### [SET PROBLEM]
Every entry that follows needs to be repeated exactly.

>> Start DATA FOR PROCESSING

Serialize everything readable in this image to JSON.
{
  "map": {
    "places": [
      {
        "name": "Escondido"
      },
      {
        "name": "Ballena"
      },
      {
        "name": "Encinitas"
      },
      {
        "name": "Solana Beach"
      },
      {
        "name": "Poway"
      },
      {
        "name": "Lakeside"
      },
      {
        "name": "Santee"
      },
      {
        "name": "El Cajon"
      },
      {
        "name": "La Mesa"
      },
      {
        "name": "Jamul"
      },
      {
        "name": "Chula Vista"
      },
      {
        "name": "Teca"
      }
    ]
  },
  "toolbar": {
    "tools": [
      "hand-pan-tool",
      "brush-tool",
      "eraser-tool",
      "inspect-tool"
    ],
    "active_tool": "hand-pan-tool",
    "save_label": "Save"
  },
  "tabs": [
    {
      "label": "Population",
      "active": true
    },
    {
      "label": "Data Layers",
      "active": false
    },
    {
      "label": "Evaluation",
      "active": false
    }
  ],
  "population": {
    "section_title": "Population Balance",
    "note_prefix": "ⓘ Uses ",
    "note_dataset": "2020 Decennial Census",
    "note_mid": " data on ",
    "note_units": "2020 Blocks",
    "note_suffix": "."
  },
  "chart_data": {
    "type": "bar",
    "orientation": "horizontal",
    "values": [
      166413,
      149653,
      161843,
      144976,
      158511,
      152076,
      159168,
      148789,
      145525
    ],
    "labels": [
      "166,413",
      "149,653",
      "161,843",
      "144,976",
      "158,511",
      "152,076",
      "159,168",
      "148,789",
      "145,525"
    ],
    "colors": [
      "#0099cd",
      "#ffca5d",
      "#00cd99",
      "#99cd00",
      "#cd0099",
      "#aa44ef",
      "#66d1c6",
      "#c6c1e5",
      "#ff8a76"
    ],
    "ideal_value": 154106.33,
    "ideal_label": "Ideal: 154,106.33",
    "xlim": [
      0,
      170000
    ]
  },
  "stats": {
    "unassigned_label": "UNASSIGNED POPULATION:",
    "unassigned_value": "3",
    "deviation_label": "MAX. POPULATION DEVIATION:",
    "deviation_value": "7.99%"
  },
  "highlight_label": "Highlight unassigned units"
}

>> End DATA FOR PROCESSING

### [RESULT OF THIS EXERCISE]
Serialize everything readable in this image to JSON.
{
  "map": {
    "places": [
      {
        "name": "Escondido"
      },
      {
        "name": "Ballena"
      },
      {
        "name": "Encinitas"
      },
      {
        "name": "Solana Beach"
      },
      {
        "name": "Poway"
      },
      {
        "name": "Lakeside"
      },
      {
        "name": "Santee"
      },
      {
        "name": "El Cajon"
      },
      {
        "name": "La Mesa"
      },
      {
        "name": "Jamul"
      },
      {
        "name": "Chula Vista"
      },
      {
        "name": "Teca"
      }
    ]
  },
  "toolbar": {
    "tools": [
      "hand-pan-tool",
      "brush-tool",
      "eraser-tool",
      "inspect-tool"
    ],
    "active_tool": "hand-pan-tool",
    "save_label": "Save"
  },
  "tabs": [
    {
      "label": "Population",
      "active": true
    },
    {
      "label": "Data Layers",
      "active": false
    },
    {
      "label": "Evaluation",
      "active": false
    }
  ],
  "population": {
    "section_title": "Population Balance",
    "note_prefix": "ⓘ Uses ",
    "note_dataset": "2020 Decennial Census",
    "note_mid": " data on ",
    "note_units": "2020 Blocks",
    "note_suffix": "."
  },
  "chart_data": {
    "type": "bar",
    "orientation": "horizontal",
    "values": [
      166413,
      149653,
      161843,
      144976,
      158511,
      152076,
      159168,
      148789,
      145525
    ],
    "labels": [
      "166,413",
      "149,653",
      "161,843",
      "144,976",
      "158,511",
      "152,076",
      "159,168",
      "148,789",
      "145,525"
    ],
    "colors": [
      "#0099cd",
      "#ffca5d",
      "#00cd99",
      "#99cd00",
      "#cd0099",
      "#aa44ef",
      "#66d1c6",
      "#c6c1e5",
      "#ff8a76"
    ],
    "ideal_value": 154106.33,
    "ideal_label": "Ideal: 154,106.33",
    "xlim": [
      0,
      170000
    ]
  },
  "stats": {
    "unassigned_label": "UNASSIGNED POPULATION:",
    "unassigned_value": "3",
    "deviation_label": "MAX. POPULATION DEVIATION:",
    "deviation_value": "7.99%"
  },
  "highlight_label": "Highlight unassigned units"
}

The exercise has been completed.